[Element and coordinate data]

++++++++

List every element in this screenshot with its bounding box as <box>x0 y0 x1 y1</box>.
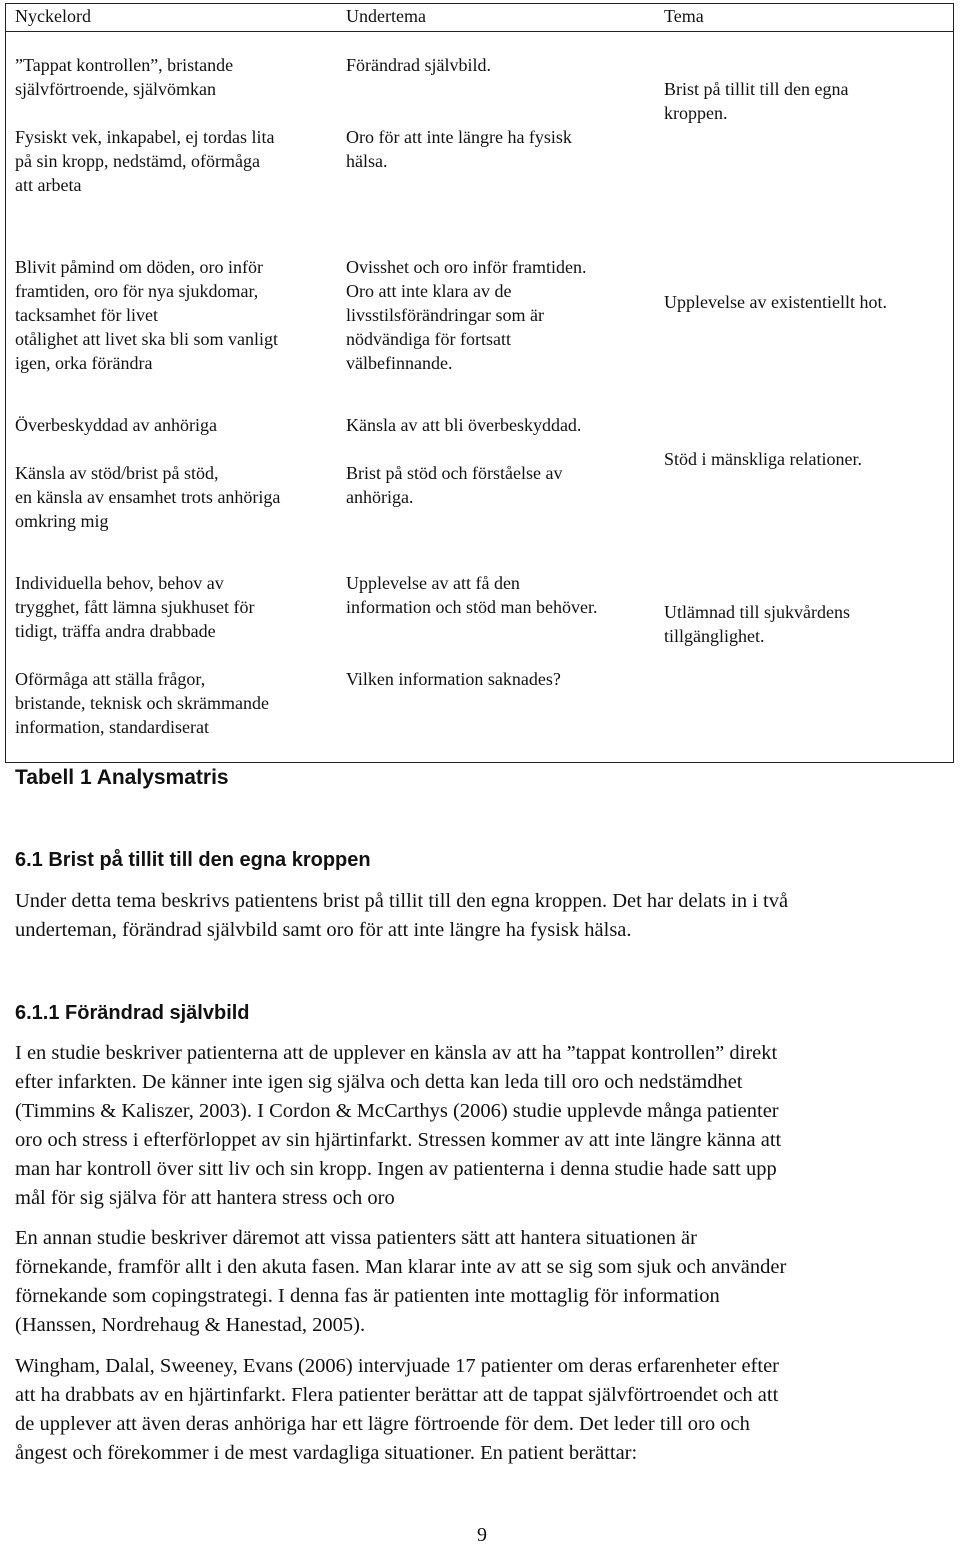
paragraph-line: förnekande, framför allt i den akuta fasen. Man klarar inte av att se sig som sjuk och använder <box>15 1256 787 1278</box>
subtheme-line: Förändrad självbild. <box>346 55 491 75</box>
subtheme-line: välbefinnande. <box>346 353 453 373</box>
page-number: 9 <box>477 1524 487 1546</box>
paragraph-line: (Timmins & Kaliszer, 2003). I Cordon & McCarthys (2006) studie upplevde många patienter <box>15 1100 779 1122</box>
table-header-divider <box>6 31 953 32</box>
keyword-line: Känsla av stöd/brist på stöd, <box>15 463 219 483</box>
subtheme-line: nödvändiga för fortsatt <box>346 329 511 349</box>
keyword-line: Individuella behov, behov av <box>15 573 224 593</box>
keyword-line: att arbeta <box>15 175 82 195</box>
keyword-line: Oförmåga att ställa frågor, <box>15 669 206 689</box>
paragraph-line: efter infarkten. De känner inte igen sig själva och detta kan leda till oro och nedstämdhet <box>15 1071 743 1093</box>
section-paragraph <box>15 887 960 945</box>
body-paragraph <box>15 1352 960 1468</box>
keyword-line: framtiden, oro för nya sjukdomar, <box>15 281 259 301</box>
paragraph-line: ångest och förekommer i de mest vardagliga situationer. En patient berättar: <box>15 1442 638 1464</box>
subtheme-line: anhöriga. <box>346 487 414 507</box>
keyword-line: omkring mig <box>15 511 109 531</box>
keyword-line: igen, orka förändra <box>15 353 153 373</box>
body-paragraph <box>15 1224 960 1340</box>
subtheme-line: Upplevelse av att få den <box>346 573 520 593</box>
subtheme-line: livsstilsförändringar som är <box>346 305 544 325</box>
keyword-line: en känsla av ensamhet trots anhöriga <box>15 487 281 507</box>
subtheme-line: Känsla av att bli överbeskyddad. <box>346 415 582 435</box>
paragraph-line: man har kontroll över sitt liv och sin kropp. Ingen av patienterna i denna studie hade satt upp <box>15 1158 777 1180</box>
paragraph-line: I en studie beskriver patienterna att de upplever en känsla av att ha ”tappat kontrollen” direkt <box>15 1042 778 1064</box>
subtheme-line: Oro att inte klara av de <box>346 281 512 301</box>
subtheme-line: Ovisshet och oro inför framtiden. <box>346 257 587 277</box>
analysis-table <box>5 3 954 763</box>
table-header-theme: Tema <box>664 6 704 26</box>
table-caption: Tabell 1 Analysmatris <box>15 766 229 789</box>
theme-line: kroppen. <box>664 103 728 123</box>
theme-line: tillgänglighet. <box>664 626 765 646</box>
theme-line: Upplevelse av existentiellt hot. <box>664 292 887 312</box>
theme-line: Brist på tillit till den egna <box>664 79 849 99</box>
keyword-line: information, standardiserat <box>15 717 209 737</box>
keyword-line: tidigt, träffa andra drabbade <box>15 621 216 641</box>
subtheme-line: Oro för att inte längre ha fysisk <box>346 127 572 147</box>
section-heading: 6.1 Brist på tillit till den egna kroppen <box>15 849 371 871</box>
keyword-line: på sin kropp, nedstämd, oförmåga <box>15 151 260 171</box>
keyword-line: tacksamhet för livet <box>15 305 158 325</box>
theme-line: Stöd i mänskliga relationer. <box>664 449 862 469</box>
paragraph-line: underteman, förändrad självbild samt oro för att inte längre ha fysisk hälsa. <box>15 919 632 941</box>
subtheme-line: Vilken information saknades? <box>346 669 561 689</box>
paragraph-line: En annan studie beskriver däremot att vissa patienters sätt att hantera situationen är <box>15 1227 697 1249</box>
paragraph-line: (Hanssen, Nordrehaug & Hanestad, 2005). <box>15 1314 366 1336</box>
paragraph-line: Wingham, Dalal, Sweeney, Evans (2006) intervjuade 17 patienter om deras erfarenheter efter <box>15 1355 779 1377</box>
paragraph-line: de upplever att även deras anhöriga har ett lägre förtroende för dem. Det leder till oro och <box>15 1413 750 1435</box>
keyword-line: Överbeskyddad av anhöriga <box>15 415 217 435</box>
subtheme-line: hälsa. <box>346 151 388 171</box>
keyword-line: trygghet, fått lämna sjukhuset för <box>15 597 255 617</box>
keyword-line: bristande, teknisk och skrämmande <box>15 693 269 713</box>
keyword-line: Fysiskt vek, inkapabel, ej tordas lita <box>15 127 275 147</box>
keyword-line: Blivit påmind om döden, oro inför <box>15 257 263 277</box>
paragraph-line: förnekande som copingstrategi. I denna fas är patienten inte mottaglig för information <box>15 1285 720 1307</box>
subtheme-line: Brist på stöd och förståelse av <box>346 463 563 483</box>
body-paragraph <box>15 1039 960 1213</box>
paragraph-line: mål för sig själva för att hantera stress och oro <box>15 1187 395 1209</box>
paragraph-line: att ha drabbats av en hjärtinfarkt. Flera patienter berättar att de tappat självförtroendet och att <box>15 1384 779 1406</box>
keyword-line: självförtroende, självömkan <box>15 79 216 99</box>
keyword-line: otålighet att livet ska bli som vanligt <box>15 329 278 349</box>
table-header-keywords: Nyckelord <box>15 6 91 26</box>
theme-line: Utlämnad till sjukvårdens <box>664 602 850 622</box>
paragraph-line: oro och stress i efterförloppet av sin hjärtinfarkt. Stressen kommer av att inte längre känna att <box>15 1129 782 1151</box>
subsection-heading: 6.1.1 Förändrad självbild <box>15 1002 250 1024</box>
subtheme-line: information och stöd man behöver. <box>346 597 598 617</box>
table-header-subtheme: Undertema <box>346 6 426 26</box>
keyword-line: ”Tappat kontrollen”, bristande <box>15 55 234 75</box>
paragraph-line: Under detta tema beskrivs patientens brist på tillit till den egna kroppen. Det har delats in i två <box>15 890 789 912</box>
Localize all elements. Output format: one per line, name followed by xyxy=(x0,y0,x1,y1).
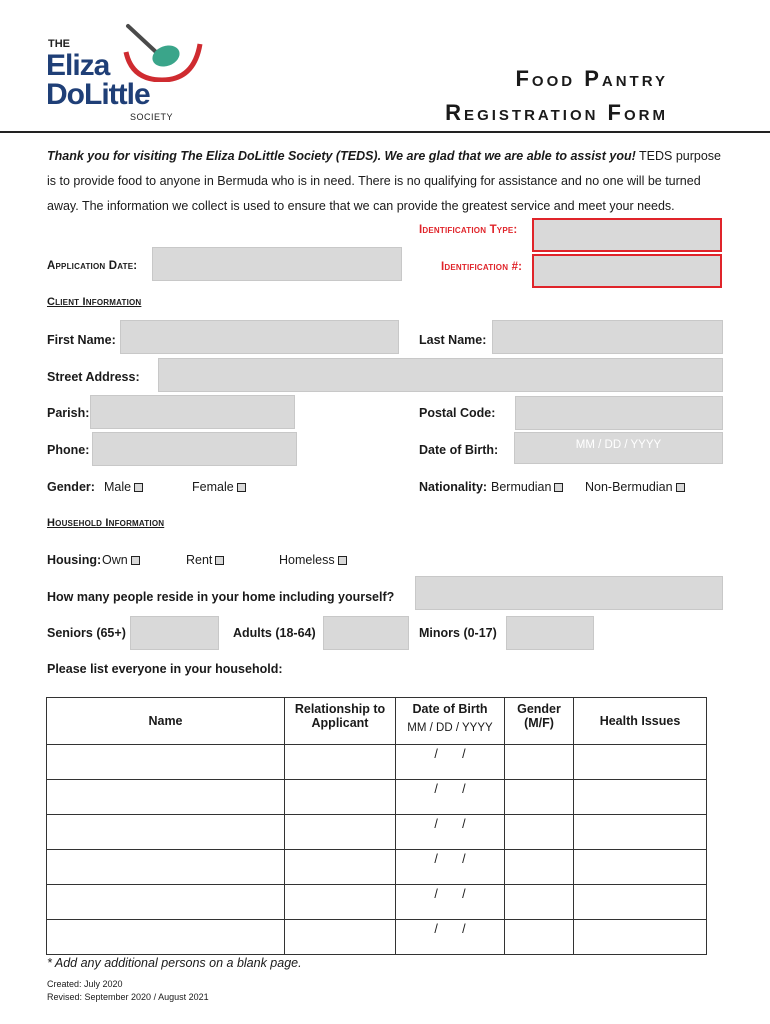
table-row xyxy=(47,850,707,885)
date-placeholder: / / xyxy=(434,747,466,761)
gender-row xyxy=(47,480,95,494)
logo xyxy=(46,22,206,126)
gender-cell[interactable] xyxy=(505,850,574,885)
relationship-cell[interactable] xyxy=(285,885,396,920)
logo-society: SOCIETY xyxy=(130,112,174,122)
logo-eliza: Eliza xyxy=(46,49,110,82)
table-row xyxy=(47,780,707,815)
name-cell[interactable] xyxy=(47,780,285,815)
date-of-birth-cell[interactable] xyxy=(396,745,505,780)
last-name-field[interactable] xyxy=(492,320,723,354)
gender-female-label: Female xyxy=(192,480,234,494)
identification-type-field[interactable] xyxy=(532,218,722,252)
table-row xyxy=(47,745,707,780)
identification-type-label: Identification Type: xyxy=(419,224,518,236)
last-name-label: Last Name: xyxy=(419,333,487,347)
bowl-spoon-icon xyxy=(120,22,206,82)
logo-dolittle: DoLittle xyxy=(46,78,150,111)
header-dob-text: Date of Birth xyxy=(412,702,488,716)
table-header-row xyxy=(47,698,707,745)
relationship-cell[interactable] xyxy=(285,780,396,815)
minors-field[interactable] xyxy=(506,616,594,650)
nationality-non-bermudian-option[interactable] xyxy=(585,480,685,494)
rent-checkbox[interactable] xyxy=(215,556,224,565)
identification-number-field[interactable] xyxy=(532,254,722,288)
street-address-field[interactable] xyxy=(158,358,723,392)
nationality-bermudian-option[interactable] xyxy=(491,480,563,494)
housing-label: Housing: xyxy=(47,553,102,567)
table-body xyxy=(47,745,707,955)
name-cell[interactable] xyxy=(47,745,285,780)
street-address-label: Street Address: xyxy=(47,370,140,384)
intro-body: TEDS purpose is to provide food to anyone in Bermuda who is in need. There is no qualifying for assistance and no one will be turned away. The information we collect is used to ensure that we can provide the greatest service and meet your needs. xyxy=(47,149,722,213)
revised-date: Revised: September 2020 / August 2021 xyxy=(47,992,209,1002)
header-relationship-text: Relationship to Applicant xyxy=(294,702,386,730)
date-placeholder: / / xyxy=(434,782,466,796)
seniors-label: Seniors (65+) xyxy=(47,626,126,640)
own-checkbox[interactable] xyxy=(131,556,140,565)
parish-label: Parish: xyxy=(47,406,90,420)
non-bermudian-label: Non-Bermudian xyxy=(585,480,673,494)
male-checkbox[interactable] xyxy=(134,483,143,492)
household-members-table xyxy=(46,697,707,955)
relationship-cell[interactable] xyxy=(285,850,396,885)
date-placeholder: / / xyxy=(434,817,466,831)
form-title-line1: Food Pantry xyxy=(515,66,668,91)
phone-label: Phone: xyxy=(47,443,90,457)
adults-field[interactable] xyxy=(323,616,409,650)
household-size-label: How many people reside in your home including yourself? xyxy=(47,590,395,604)
date-placeholder: / / xyxy=(434,922,466,936)
table-row xyxy=(47,885,707,920)
date-of-birth-cell[interactable] xyxy=(396,815,505,850)
created-date: Created: July 2020 xyxy=(47,979,123,989)
non-bermudian-checkbox[interactable] xyxy=(676,483,685,492)
first-name-field[interactable] xyxy=(120,320,399,354)
header-relationship xyxy=(285,698,396,745)
footnote: * Add any additional persons on a blank page. xyxy=(47,956,302,970)
name-cell[interactable] xyxy=(47,850,285,885)
date-of-birth-field[interactable] xyxy=(514,432,723,464)
first-name-label: First Name: xyxy=(47,333,116,347)
logo-the: THE xyxy=(48,38,70,50)
relationship-cell[interactable] xyxy=(285,920,396,955)
homeless-label: Homeless xyxy=(279,553,335,567)
client-info-heading: Client Information xyxy=(47,296,142,308)
header-date-of-birth xyxy=(396,698,505,745)
name-cell[interactable] xyxy=(47,920,285,955)
header-gender xyxy=(505,698,574,745)
gender-cell[interactable] xyxy=(505,815,574,850)
health-issues-cell[interactable] xyxy=(574,780,707,815)
application-date-field[interactable] xyxy=(152,247,402,281)
identification-number-label: Identification #: xyxy=(441,261,523,273)
phone-field[interactable] xyxy=(92,432,297,466)
header-health-text: Health Issues xyxy=(599,713,681,728)
date-of-birth-cell[interactable] xyxy=(396,885,505,920)
gender-cell[interactable] xyxy=(505,885,574,920)
relationship-cell[interactable] xyxy=(285,815,396,850)
nationality-label: Nationality: xyxy=(419,480,488,494)
health-issues-cell[interactable] xyxy=(574,815,707,850)
name-cell[interactable] xyxy=(47,815,285,850)
date-of-birth-cell[interactable] xyxy=(396,850,505,885)
household-list-prompt: Please list everyone in your household: xyxy=(47,662,283,676)
gender-label: Gender: xyxy=(47,480,95,494)
own-label: Own xyxy=(102,553,128,567)
health-issues-cell[interactable] xyxy=(574,885,707,920)
rent-label: Rent xyxy=(186,553,213,567)
postal-code-label: Postal Code: xyxy=(419,406,496,420)
housing-rent-option[interactable] xyxy=(186,553,224,567)
relationship-cell[interactable] xyxy=(285,745,396,780)
header-name-text: Name xyxy=(148,713,183,728)
health-issues-cell[interactable] xyxy=(574,920,707,955)
adults-label: Adults (18-64) xyxy=(233,626,316,640)
parish-field[interactable] xyxy=(90,395,295,429)
postal-code-field[interactable] xyxy=(515,396,723,430)
header-gender-text: Gender (M/F) xyxy=(517,702,561,730)
gender-male-option[interactable] xyxy=(104,480,143,494)
housing-homeless-option[interactable] xyxy=(279,553,347,567)
homeless-checkbox[interactable] xyxy=(338,556,347,565)
date-of-birth-label: Date of Birth: xyxy=(419,443,499,457)
table-row xyxy=(47,815,707,850)
household-size-field[interactable] xyxy=(415,576,723,610)
household-info-heading: Household Information xyxy=(47,517,165,529)
intro-paragraph xyxy=(47,144,727,219)
header-health-issues xyxy=(574,698,707,745)
health-issues-cell[interactable] xyxy=(574,850,707,885)
health-issues-cell[interactable] xyxy=(574,745,707,780)
date-placeholder: / / xyxy=(434,887,466,901)
gender-cell[interactable] xyxy=(505,745,574,780)
form-title-line2: Registration Form xyxy=(445,100,668,125)
date-of-birth-cell[interactable] xyxy=(396,920,505,955)
application-date-label: Application Date: xyxy=(47,260,138,272)
title-divider xyxy=(0,131,770,133)
date-of-birth-cell[interactable] xyxy=(396,780,505,815)
intro-thanks: Thank you for visiting The Eliza DoLittle Society (TEDS). We are glad that we are able to assist you! xyxy=(47,149,636,163)
header-name xyxy=(47,698,285,745)
name-cell[interactable] xyxy=(47,885,285,920)
gender-cell[interactable] xyxy=(505,780,574,815)
bermudian-label: Bermudian xyxy=(491,480,552,494)
bermudian-checkbox[interactable] xyxy=(554,483,563,492)
date-of-birth-placeholder: MM / DD / YYYY xyxy=(575,439,662,451)
seniors-field[interactable] xyxy=(130,616,219,650)
gender-male-label: Male xyxy=(104,480,132,494)
date-placeholder: / / xyxy=(434,852,466,866)
table-row xyxy=(47,920,707,955)
header-dob-format: MM / DD / YYYY xyxy=(407,722,493,734)
housing-own-option[interactable] xyxy=(102,553,140,567)
minors-label: Minors (0-17) xyxy=(419,626,497,640)
gender-female-option[interactable] xyxy=(192,480,246,494)
female-checkbox[interactable] xyxy=(237,483,246,492)
gender-cell[interactable] xyxy=(505,920,574,955)
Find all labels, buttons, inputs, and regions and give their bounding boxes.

++++++++

- Problem details:
Edit the data from the line containing "table-row xyxy=(47,850,707,885)" up to and including the line containing "relationship-cell[interactable] xyxy=(285,885,396,920)", replacing "table-row" with "grid-row" and leaving everything else unchanged. Give only those lines.

- Final result:
grid-row xyxy=(47,850,707,885)
date-placeholder: / / xyxy=(434,747,466,761)
gender-row xyxy=(47,480,95,494)
logo xyxy=(46,22,206,126)
gender-cell[interactable] xyxy=(505,850,574,885)
relationship-cell[interactable] xyxy=(285,885,396,920)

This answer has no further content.